Raw records:
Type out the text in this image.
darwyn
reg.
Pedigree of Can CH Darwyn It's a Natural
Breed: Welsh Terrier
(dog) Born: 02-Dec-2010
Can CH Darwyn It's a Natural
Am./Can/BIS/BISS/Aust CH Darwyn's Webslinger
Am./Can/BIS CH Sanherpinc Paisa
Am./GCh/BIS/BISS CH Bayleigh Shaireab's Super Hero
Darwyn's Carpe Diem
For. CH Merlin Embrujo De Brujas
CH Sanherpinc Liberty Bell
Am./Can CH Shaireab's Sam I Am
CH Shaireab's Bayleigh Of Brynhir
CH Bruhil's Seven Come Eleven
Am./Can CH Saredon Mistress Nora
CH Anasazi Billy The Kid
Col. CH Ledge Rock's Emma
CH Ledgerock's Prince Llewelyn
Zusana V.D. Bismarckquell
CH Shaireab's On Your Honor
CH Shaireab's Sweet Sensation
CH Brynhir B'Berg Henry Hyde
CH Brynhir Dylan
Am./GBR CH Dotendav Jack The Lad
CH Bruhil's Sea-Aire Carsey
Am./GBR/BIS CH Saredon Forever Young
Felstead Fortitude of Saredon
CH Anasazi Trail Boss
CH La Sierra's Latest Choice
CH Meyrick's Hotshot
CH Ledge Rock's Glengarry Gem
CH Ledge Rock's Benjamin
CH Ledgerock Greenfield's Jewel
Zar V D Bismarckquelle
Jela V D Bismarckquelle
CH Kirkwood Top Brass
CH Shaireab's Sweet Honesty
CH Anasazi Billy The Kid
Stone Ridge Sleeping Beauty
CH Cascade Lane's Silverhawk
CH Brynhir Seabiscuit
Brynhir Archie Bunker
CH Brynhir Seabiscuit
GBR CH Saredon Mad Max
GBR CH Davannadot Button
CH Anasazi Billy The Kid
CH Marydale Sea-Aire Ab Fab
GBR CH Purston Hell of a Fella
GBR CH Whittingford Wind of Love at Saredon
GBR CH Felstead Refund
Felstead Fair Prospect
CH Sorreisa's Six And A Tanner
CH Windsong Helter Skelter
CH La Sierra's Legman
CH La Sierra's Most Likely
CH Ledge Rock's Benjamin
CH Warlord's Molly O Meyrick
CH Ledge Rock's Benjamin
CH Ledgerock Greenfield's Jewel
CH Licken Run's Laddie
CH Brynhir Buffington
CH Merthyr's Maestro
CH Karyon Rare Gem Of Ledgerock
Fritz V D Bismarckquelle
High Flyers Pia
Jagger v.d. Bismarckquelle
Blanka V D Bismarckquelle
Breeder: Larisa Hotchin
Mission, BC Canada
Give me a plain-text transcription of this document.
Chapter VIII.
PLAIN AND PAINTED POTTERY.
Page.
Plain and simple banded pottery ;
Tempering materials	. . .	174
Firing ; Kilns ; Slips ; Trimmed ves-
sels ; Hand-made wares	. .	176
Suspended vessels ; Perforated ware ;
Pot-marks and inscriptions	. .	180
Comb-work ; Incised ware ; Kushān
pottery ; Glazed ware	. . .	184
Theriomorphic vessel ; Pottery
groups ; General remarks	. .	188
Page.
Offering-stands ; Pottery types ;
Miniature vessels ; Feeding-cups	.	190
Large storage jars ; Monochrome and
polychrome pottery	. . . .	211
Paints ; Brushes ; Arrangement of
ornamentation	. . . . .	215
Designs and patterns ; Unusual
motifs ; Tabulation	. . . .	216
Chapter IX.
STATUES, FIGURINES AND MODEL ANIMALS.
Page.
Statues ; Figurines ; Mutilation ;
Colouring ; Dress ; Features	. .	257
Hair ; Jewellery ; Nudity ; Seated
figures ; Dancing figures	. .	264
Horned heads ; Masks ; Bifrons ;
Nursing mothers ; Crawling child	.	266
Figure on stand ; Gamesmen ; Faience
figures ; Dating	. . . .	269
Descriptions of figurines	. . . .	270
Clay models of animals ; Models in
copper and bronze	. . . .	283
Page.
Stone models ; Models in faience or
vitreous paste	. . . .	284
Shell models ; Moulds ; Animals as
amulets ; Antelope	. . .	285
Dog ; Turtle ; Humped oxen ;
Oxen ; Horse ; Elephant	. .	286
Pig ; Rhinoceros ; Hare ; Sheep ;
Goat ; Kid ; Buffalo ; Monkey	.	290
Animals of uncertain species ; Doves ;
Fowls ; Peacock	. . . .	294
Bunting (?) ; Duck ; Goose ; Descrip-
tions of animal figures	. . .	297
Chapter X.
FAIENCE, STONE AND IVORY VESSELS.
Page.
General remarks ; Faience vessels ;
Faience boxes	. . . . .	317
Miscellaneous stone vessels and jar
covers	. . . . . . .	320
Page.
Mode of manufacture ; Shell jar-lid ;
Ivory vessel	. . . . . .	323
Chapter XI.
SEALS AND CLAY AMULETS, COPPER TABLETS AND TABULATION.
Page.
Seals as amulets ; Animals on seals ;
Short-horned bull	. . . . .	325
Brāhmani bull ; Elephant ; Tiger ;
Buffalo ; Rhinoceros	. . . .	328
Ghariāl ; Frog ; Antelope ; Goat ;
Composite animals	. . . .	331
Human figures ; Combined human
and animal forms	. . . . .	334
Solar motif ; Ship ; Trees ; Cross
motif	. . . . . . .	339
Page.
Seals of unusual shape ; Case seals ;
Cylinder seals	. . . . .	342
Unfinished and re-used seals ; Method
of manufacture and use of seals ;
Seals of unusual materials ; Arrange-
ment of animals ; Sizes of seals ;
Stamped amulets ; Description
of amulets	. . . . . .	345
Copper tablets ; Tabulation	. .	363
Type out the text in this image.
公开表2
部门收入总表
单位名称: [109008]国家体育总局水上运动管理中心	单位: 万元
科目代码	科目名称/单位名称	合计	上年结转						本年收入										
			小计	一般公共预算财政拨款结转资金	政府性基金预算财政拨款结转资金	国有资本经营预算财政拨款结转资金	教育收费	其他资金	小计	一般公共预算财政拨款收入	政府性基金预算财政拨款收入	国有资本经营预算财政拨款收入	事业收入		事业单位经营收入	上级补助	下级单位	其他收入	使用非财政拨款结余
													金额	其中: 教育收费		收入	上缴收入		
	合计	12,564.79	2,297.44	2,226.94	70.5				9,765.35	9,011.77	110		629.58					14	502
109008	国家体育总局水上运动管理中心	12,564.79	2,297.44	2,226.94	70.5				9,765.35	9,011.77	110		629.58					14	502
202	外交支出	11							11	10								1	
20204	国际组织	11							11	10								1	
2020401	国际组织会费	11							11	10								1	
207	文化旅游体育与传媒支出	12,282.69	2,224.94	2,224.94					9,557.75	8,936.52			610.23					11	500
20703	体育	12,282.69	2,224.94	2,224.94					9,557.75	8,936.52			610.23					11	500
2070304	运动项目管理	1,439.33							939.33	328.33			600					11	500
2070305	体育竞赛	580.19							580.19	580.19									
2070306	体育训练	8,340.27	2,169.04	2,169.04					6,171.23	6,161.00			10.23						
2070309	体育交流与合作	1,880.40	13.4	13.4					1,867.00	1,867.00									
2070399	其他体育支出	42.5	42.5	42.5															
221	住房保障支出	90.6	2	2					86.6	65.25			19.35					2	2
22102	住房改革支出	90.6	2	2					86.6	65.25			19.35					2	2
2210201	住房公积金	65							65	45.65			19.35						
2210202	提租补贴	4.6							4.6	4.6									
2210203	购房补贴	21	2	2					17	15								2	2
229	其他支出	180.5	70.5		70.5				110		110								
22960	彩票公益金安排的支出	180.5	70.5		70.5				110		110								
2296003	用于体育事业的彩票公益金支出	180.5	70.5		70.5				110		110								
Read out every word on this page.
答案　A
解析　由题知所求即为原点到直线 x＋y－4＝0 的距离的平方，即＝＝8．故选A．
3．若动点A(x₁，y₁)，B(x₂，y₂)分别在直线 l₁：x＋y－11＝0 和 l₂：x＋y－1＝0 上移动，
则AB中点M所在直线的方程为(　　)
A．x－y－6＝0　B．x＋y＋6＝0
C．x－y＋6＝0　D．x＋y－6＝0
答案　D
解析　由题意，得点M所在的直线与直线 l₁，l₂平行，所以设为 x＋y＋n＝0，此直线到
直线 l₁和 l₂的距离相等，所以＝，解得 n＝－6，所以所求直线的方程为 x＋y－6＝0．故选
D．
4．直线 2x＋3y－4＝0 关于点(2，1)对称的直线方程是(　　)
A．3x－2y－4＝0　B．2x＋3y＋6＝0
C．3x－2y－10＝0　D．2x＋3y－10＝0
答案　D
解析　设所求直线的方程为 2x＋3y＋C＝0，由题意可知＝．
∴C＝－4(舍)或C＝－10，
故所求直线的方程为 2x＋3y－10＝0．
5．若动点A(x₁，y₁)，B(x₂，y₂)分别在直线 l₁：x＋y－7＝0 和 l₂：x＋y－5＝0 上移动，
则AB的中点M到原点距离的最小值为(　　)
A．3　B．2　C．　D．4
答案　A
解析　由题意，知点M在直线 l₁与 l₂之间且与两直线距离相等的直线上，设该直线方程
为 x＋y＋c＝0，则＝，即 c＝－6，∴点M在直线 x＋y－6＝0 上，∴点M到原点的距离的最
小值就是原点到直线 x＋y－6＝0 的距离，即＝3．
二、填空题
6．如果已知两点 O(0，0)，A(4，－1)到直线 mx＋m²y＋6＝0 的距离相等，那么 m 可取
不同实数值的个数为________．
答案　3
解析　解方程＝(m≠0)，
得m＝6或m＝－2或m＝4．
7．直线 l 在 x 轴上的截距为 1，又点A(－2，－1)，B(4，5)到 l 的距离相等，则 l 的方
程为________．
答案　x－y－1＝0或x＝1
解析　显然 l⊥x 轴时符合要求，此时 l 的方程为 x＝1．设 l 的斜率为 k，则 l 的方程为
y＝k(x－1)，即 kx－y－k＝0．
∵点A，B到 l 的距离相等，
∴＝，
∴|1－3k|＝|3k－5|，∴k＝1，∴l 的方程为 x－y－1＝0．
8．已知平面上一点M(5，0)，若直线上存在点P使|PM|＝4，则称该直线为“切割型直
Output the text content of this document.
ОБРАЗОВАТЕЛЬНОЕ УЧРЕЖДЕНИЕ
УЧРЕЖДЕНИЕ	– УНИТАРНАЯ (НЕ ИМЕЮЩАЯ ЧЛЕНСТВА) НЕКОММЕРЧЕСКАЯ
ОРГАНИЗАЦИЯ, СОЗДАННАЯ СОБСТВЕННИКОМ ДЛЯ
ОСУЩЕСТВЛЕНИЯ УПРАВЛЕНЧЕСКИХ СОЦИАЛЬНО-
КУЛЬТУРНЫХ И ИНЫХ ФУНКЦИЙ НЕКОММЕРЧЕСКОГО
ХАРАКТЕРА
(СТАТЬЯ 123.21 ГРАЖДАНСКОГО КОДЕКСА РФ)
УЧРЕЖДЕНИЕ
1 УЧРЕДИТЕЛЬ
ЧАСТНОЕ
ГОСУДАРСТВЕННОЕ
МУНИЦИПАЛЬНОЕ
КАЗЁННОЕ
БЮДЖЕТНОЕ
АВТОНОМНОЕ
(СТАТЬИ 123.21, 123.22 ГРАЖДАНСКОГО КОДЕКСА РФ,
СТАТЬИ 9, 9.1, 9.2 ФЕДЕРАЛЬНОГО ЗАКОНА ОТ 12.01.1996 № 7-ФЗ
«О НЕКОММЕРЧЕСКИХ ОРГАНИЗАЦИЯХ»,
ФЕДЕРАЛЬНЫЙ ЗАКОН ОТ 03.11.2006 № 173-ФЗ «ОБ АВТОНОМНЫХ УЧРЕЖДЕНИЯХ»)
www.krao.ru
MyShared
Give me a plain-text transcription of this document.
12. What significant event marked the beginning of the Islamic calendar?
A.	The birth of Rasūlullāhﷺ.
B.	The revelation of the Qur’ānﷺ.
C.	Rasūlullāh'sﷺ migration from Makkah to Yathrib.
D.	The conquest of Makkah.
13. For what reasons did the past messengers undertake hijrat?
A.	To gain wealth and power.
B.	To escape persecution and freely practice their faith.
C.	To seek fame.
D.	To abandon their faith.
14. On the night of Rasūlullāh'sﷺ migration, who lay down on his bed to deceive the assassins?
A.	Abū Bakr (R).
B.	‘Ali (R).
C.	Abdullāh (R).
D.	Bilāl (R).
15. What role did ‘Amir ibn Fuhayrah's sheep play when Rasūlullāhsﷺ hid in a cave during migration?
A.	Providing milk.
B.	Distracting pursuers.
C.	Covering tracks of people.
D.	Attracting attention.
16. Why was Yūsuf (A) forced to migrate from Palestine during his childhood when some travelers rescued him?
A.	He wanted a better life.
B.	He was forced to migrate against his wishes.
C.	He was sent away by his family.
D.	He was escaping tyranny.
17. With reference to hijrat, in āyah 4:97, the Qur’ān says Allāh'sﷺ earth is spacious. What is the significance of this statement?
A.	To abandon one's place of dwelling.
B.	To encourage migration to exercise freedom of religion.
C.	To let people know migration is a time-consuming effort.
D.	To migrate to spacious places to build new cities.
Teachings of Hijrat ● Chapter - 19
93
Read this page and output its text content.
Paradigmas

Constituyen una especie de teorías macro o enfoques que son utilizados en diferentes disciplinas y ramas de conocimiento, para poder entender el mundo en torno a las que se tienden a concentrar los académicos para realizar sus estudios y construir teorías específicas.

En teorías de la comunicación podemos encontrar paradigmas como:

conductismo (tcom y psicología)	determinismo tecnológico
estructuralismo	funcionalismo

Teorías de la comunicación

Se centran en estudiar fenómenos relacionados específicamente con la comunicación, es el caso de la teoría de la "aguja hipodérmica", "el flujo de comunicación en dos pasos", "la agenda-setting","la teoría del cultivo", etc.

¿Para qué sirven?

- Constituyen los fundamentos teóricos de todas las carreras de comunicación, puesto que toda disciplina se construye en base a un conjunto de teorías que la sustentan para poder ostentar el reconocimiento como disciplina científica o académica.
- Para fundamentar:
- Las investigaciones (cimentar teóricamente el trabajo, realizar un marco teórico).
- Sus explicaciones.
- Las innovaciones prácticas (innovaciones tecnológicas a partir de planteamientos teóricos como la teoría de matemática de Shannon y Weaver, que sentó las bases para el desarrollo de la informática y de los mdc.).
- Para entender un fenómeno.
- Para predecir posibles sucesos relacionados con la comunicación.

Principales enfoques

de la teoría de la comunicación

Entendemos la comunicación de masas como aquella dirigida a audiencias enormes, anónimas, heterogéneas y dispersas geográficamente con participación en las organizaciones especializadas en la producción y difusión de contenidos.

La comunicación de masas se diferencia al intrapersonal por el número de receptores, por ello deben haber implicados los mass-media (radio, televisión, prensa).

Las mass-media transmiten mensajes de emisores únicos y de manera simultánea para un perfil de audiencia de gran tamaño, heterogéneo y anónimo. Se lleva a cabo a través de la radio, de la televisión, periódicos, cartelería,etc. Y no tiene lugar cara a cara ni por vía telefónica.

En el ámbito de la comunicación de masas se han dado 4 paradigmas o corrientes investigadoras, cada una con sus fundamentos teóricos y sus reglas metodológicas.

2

EXERCISE DESCRIPTION → Find the lines with the string "Rasu" and reproduce them.

EXERCISE SOLUTION →
A.	The birth of Rasūlullāhﷺ.
C.	Rasūlullāh'sﷺ migration from Makkah to Yathrib.
14. On the night of Rasūlullāh'sﷺ migration, who lay down on his bed to deceive the assassins?
15. What role did ‘Amir ibn Fuhayrah's sheep play when Rasūlullāhsﷺ hid in a cave during migration?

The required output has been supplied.